--- start of Records to process ---

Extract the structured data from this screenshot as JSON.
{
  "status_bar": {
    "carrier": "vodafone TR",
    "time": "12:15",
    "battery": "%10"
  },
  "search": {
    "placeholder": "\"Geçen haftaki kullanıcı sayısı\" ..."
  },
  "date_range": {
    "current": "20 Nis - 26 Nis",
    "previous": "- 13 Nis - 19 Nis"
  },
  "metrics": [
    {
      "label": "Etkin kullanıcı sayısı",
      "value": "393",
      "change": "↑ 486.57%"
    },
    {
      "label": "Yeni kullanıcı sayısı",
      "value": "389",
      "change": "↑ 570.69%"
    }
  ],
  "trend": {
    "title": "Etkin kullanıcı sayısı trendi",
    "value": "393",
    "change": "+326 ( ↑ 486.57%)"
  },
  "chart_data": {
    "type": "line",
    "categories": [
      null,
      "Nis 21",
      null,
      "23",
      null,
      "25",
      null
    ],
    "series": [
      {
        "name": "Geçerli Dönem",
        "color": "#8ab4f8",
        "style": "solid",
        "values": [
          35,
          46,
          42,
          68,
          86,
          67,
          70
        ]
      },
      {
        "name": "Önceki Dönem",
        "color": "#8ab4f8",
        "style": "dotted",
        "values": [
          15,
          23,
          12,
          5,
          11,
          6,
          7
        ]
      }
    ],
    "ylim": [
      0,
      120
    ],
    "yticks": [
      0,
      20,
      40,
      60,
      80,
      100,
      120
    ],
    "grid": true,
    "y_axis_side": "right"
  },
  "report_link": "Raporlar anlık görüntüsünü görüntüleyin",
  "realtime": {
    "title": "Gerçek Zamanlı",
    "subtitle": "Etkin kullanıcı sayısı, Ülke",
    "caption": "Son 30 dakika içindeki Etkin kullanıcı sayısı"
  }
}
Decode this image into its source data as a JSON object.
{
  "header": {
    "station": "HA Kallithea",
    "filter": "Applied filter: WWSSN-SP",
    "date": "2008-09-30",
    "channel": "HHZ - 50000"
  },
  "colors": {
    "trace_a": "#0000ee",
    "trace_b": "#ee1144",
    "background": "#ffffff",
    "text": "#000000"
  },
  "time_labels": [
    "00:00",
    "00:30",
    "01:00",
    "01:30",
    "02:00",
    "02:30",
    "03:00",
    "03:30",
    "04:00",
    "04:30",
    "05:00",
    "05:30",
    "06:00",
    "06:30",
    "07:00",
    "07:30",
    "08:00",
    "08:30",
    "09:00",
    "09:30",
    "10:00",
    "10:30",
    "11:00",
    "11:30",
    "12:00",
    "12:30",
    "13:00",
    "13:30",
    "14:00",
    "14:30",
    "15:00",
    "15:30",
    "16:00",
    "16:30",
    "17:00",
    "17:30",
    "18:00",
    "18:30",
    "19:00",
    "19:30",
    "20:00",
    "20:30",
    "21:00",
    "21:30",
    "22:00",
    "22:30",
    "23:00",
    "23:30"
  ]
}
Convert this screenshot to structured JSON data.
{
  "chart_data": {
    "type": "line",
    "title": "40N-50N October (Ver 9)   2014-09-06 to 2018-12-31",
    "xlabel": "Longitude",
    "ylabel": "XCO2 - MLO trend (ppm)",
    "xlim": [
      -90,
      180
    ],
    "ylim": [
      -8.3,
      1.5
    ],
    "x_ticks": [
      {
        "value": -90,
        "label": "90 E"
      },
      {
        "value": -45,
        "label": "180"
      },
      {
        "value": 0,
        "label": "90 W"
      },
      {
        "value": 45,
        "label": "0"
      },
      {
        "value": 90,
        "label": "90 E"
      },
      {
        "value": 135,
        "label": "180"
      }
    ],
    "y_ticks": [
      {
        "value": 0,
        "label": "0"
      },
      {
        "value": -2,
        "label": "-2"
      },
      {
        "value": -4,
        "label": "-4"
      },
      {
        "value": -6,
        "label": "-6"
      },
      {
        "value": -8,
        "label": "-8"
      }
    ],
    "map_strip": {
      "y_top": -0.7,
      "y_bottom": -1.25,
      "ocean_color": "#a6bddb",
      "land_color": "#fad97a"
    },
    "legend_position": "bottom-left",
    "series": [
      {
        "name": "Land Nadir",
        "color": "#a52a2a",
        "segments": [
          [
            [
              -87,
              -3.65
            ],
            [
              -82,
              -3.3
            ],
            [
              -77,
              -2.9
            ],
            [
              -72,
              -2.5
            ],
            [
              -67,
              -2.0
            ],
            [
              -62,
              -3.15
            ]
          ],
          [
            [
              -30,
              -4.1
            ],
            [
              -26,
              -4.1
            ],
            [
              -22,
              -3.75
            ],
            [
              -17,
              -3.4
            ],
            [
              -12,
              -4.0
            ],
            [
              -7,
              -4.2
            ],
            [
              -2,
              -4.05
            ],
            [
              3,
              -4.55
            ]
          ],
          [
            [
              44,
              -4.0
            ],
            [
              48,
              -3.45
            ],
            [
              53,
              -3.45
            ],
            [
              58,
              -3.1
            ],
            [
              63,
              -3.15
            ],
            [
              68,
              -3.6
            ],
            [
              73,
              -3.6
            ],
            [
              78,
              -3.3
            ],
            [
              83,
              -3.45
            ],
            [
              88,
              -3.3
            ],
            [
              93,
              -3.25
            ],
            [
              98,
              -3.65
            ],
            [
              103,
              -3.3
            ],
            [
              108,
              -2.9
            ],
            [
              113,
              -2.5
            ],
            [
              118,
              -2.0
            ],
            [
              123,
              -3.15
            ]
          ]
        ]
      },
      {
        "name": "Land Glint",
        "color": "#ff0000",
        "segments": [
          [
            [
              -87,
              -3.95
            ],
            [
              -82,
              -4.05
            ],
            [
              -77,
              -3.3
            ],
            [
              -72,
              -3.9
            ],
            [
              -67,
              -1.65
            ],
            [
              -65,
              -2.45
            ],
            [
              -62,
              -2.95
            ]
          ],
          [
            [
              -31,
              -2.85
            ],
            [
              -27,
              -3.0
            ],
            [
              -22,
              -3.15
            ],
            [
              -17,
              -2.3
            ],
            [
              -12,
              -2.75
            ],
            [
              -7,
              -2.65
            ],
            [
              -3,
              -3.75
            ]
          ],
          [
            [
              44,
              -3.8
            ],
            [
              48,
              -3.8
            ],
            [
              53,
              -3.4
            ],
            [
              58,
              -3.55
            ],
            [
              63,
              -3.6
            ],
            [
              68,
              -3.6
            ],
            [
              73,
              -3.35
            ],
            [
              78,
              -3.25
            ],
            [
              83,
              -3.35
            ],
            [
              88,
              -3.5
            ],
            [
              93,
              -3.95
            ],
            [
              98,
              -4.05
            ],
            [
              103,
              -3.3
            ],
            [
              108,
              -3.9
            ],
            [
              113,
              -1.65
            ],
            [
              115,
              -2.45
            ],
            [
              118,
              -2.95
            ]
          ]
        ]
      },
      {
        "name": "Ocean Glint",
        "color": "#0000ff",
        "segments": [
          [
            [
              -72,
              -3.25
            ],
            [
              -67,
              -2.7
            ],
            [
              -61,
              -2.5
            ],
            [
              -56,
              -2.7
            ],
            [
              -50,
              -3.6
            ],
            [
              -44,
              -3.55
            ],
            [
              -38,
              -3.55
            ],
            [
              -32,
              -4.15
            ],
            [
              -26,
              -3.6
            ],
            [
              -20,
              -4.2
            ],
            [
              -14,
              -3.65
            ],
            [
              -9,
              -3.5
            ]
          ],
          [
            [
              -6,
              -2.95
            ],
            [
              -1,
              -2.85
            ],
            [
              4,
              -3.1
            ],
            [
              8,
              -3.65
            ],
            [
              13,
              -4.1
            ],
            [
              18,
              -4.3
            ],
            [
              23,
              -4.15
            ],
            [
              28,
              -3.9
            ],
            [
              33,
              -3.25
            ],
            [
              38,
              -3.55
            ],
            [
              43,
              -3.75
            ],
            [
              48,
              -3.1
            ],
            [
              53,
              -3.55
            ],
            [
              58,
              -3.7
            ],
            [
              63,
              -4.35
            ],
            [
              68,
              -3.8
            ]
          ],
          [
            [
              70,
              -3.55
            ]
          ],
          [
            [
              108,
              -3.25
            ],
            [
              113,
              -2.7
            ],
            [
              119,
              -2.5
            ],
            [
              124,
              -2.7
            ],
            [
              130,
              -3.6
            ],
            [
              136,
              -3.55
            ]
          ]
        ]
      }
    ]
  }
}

--- end of Records to process ---

◆ **What to do**
In the entries above, identify each line that includes the string "JSON", then copy it.

◆ **Solution for this exercise**
Extract the structured data from this screenshot as JSON.
Decode this image into its source data as a JSON object.
Convert this screenshot to structured JSON data.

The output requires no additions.